What to produce:
Copy each line in the data that includes the word "text".

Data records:
+--

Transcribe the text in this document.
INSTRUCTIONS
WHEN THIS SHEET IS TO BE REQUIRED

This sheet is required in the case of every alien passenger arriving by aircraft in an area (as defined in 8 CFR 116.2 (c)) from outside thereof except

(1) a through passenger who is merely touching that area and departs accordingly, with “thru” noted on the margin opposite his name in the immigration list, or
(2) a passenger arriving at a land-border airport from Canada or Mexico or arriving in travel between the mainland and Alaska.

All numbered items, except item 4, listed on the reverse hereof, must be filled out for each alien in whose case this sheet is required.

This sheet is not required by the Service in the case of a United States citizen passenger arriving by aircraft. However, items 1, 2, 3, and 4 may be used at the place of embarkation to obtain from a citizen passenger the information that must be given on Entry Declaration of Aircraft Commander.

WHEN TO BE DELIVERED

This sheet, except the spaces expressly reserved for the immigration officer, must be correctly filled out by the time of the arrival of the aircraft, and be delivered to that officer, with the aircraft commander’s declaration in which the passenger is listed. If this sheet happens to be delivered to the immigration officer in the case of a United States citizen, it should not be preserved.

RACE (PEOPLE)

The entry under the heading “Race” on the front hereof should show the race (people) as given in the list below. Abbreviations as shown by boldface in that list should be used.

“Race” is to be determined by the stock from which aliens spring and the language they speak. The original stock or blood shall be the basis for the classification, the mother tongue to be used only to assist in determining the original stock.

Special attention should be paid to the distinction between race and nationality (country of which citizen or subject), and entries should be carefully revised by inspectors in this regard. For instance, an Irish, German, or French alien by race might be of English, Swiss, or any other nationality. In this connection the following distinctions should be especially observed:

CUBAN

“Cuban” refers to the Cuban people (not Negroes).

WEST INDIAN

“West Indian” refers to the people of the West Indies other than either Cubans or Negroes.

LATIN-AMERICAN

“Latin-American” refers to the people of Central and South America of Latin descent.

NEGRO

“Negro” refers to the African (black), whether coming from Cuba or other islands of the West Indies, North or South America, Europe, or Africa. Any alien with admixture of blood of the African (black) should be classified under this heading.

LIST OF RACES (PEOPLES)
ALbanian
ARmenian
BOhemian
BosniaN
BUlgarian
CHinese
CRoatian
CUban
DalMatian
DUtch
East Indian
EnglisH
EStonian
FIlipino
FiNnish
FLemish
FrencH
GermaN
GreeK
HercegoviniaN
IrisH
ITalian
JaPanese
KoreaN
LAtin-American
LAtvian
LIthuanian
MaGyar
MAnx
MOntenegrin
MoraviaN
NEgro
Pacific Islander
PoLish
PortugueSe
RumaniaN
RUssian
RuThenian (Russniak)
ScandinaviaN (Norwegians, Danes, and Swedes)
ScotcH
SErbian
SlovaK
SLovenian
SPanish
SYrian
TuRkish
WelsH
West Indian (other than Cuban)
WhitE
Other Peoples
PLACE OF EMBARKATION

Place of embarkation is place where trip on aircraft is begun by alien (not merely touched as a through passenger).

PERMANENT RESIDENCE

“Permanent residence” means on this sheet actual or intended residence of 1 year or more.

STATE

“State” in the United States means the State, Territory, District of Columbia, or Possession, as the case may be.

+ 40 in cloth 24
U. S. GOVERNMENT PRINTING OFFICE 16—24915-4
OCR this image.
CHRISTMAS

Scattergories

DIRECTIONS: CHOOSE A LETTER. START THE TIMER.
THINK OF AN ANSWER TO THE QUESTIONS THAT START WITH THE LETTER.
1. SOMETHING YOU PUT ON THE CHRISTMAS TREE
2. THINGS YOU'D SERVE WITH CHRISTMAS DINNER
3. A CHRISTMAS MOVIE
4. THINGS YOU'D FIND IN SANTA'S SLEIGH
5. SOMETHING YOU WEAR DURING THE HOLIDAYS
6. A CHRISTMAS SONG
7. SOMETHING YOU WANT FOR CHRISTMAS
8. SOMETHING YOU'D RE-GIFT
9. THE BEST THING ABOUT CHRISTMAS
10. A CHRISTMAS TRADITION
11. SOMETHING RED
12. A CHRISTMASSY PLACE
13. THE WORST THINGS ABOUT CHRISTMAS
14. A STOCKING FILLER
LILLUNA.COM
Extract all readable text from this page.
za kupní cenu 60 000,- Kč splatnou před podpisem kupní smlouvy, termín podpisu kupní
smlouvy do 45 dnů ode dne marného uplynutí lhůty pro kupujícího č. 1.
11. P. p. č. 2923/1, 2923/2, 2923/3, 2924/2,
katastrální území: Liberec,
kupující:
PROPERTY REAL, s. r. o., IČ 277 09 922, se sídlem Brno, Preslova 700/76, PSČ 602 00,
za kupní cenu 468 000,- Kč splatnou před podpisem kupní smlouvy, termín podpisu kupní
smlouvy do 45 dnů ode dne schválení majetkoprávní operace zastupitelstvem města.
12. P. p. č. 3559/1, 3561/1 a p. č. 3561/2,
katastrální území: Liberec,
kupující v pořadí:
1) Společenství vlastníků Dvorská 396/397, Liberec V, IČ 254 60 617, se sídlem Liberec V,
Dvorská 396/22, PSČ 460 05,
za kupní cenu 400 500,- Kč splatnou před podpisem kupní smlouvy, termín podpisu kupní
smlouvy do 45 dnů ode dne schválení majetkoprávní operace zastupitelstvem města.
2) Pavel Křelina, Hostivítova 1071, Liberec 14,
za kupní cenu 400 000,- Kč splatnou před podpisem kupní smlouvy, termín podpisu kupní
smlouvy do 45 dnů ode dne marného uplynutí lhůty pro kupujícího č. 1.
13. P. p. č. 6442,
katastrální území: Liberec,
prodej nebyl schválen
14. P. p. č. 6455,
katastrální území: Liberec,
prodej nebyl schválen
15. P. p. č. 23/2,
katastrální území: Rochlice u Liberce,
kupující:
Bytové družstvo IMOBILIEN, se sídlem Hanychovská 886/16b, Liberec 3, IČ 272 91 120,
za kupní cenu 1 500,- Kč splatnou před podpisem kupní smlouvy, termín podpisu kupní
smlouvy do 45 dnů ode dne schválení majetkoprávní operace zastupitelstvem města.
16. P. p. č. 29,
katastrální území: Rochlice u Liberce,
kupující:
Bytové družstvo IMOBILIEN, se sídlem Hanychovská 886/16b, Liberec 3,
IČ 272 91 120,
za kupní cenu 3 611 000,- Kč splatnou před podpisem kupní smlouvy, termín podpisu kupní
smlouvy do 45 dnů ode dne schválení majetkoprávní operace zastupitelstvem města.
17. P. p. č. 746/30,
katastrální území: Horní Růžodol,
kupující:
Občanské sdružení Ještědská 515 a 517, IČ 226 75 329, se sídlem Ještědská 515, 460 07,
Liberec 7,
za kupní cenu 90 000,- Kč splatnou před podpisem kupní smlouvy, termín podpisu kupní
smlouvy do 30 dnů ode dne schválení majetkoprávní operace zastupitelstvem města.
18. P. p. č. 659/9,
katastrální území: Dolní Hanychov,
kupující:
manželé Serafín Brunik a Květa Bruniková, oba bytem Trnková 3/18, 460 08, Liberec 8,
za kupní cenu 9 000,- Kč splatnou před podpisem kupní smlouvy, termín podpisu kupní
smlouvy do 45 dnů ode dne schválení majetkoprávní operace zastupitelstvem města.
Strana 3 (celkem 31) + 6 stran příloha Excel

+--

Expected answer:
Transcribe the text in this document.
Extract all readable text from this page.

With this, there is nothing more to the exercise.